- Required task 1 -
Rewrite the records from their first line to the line with "x-axis-tick-2022: [913, 522, 918, 533]", both ends included, replacing "chart-title" with "chart-heading" and leaving everything else unchanged.

--- --- ---

An introduction to Python stream processing frameworks
Stream processing is becoming increasingly crucial to the success of organizations in every industry. The volume and velocity of data are increasing rapidly:
- Volume: By 2025, IDC estimates there will be 55.7B connected devices worldwide, creating 73.1ZB of data per year.
- Velocity: Speed is a competitive advantage in the digital economy. Organizations that can act on their data in milliseconds gain the most valuable insights.
It’s simply impossible for humans to understand data at this volume and velocity, much less act on it. This is where stream processing becomes most valuable — automating responses to take near real-time action.
Companies that wish to take advantage of machine learning and automation are hiring data scientists rapidly, leading to an explosion of demand for the practice. But the tools supporting data scientists are centered around batch processing of historical data, making it hard for them to work with streaming data.
This is where Quix comes in. We’ve created a Python-friendly client library that enables data scientists to process streaming data and deploy their machine learning models and data products without intervention from developers and other technical specialists.
This article will discuss the options for developing on streaming data with Python, introduce the Quix Python client library for stream processing, and show you how to use it.
What Python libraries exist for stream processing?
There are currently four libraries that support stream processing (Apache Spark, Apache Flink, Kafka, and the Quix SDK) worth investigating. There’s also Beam, but we won’t cover it here because it’s an ETL (extract, transform and load) pipeline tool that still relies on Spark or Flink for executing the Python code.

--- --- ---

- Required task 2 -
Reproduce the article on Python stream processing word for word from "- Velocity: Speed" to "most valuable insights.".

--- --- ---

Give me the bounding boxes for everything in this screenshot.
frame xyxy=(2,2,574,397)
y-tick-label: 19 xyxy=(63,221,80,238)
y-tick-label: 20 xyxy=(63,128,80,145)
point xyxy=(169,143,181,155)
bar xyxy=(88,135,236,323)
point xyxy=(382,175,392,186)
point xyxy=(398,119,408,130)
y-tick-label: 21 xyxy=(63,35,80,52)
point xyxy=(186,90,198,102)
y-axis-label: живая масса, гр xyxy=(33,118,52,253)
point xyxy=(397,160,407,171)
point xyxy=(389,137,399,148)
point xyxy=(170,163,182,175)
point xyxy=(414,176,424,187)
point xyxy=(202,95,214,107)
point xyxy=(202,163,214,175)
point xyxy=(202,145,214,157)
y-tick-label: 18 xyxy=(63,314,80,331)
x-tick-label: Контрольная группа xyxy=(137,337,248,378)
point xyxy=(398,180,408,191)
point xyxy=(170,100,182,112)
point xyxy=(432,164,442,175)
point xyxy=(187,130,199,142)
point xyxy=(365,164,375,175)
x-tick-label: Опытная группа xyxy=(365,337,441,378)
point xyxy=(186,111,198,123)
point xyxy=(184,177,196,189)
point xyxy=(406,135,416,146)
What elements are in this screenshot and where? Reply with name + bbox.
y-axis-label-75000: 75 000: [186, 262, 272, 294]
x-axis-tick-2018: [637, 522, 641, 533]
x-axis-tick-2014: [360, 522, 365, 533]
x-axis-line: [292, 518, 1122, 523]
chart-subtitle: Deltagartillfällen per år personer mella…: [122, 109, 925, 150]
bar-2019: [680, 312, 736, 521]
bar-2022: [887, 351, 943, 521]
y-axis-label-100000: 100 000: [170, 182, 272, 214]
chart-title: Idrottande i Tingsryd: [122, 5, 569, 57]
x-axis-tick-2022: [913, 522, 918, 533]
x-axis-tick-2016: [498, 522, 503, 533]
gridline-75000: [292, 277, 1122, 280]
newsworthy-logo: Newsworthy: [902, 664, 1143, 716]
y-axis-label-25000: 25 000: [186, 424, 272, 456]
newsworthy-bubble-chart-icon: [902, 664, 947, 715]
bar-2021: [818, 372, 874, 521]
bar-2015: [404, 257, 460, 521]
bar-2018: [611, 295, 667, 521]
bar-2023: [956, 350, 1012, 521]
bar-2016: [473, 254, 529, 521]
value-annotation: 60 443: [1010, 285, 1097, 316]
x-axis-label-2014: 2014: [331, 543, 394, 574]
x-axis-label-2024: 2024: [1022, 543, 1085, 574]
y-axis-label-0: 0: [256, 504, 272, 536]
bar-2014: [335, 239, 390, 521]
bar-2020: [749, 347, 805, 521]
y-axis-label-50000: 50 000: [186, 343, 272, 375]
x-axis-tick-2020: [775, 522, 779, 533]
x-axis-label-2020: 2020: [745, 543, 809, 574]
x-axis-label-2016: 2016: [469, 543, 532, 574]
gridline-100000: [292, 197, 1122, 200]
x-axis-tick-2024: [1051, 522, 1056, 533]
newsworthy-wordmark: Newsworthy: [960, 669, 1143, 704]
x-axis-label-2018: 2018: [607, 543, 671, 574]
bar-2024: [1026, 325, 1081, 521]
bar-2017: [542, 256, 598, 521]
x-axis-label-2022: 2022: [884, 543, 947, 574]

--- --- ---

- Task solution 1 -
Give me the bounding boxes for everything in this screenshot.
frame xyxy=(2,2,574,397)
y-tick-label: 19 xyxy=(63,221,80,238)
y-tick-label: 20 xyxy=(63,128,80,145)
point xyxy=(169,143,181,155)
bar xyxy=(88,135,236,323)
point xyxy=(382,175,392,186)
point xyxy=(398,119,408,130)
y-tick-label: 21 xyxy=(63,35,80,52)
point xyxy=(186,90,198,102)
y-axis-label: живая масса, гр xyxy=(33,118,52,253)
point xyxy=(397,160,407,171)
point xyxy=(389,137,399,148)
point xyxy=(170,163,182,175)
point xyxy=(414,176,424,187)
point xyxy=(202,95,214,107)
point xyxy=(202,163,214,175)
point xyxy=(202,145,214,157)
y-tick-label: 18 xyxy=(63,314,80,331)
x-tick-label: Контрольная группа xyxy=(137,337,248,378)
point xyxy=(398,180,408,191)
point xyxy=(170,100,182,112)
point xyxy=(432,164,442,175)
point xyxy=(187,130,199,142)
point xyxy=(365,164,375,175)
x-tick-label: Опытная группа xyxy=(365,337,441,378)
point xyxy=(186,111,198,123)
point xyxy=(184,177,196,189)
point xyxy=(406,135,416,146)
What elements are in this screenshot and where? Reply with name + bbox.
y-axis-label-75000: 75 000: [186, 262, 272, 294]
x-axis-tick-2018: [637, 522, 641, 533]
x-axis-tick-2014: [360, 522, 365, 533]
x-axis-line: [292, 518, 1122, 523]
chart-subtitle: Deltagartillfällen per år personer mella…: [122, 109, 925, 150]
bar-2019: [680, 312, 736, 521]
bar-2022: [887, 351, 943, 521]
y-axis-label-100000: 100 000: [170, 182, 272, 214]
chart-heading: Idrottande i Tingsryd: [122, 5, 569, 57]
x-axis-tick-2022: [913, 522, 918, 533]

- Task solution 2 -
- Velocity: Speed is a competitive advantage in the digital economy. Organizations that can act on their data in milliseconds gain the most valuable insights.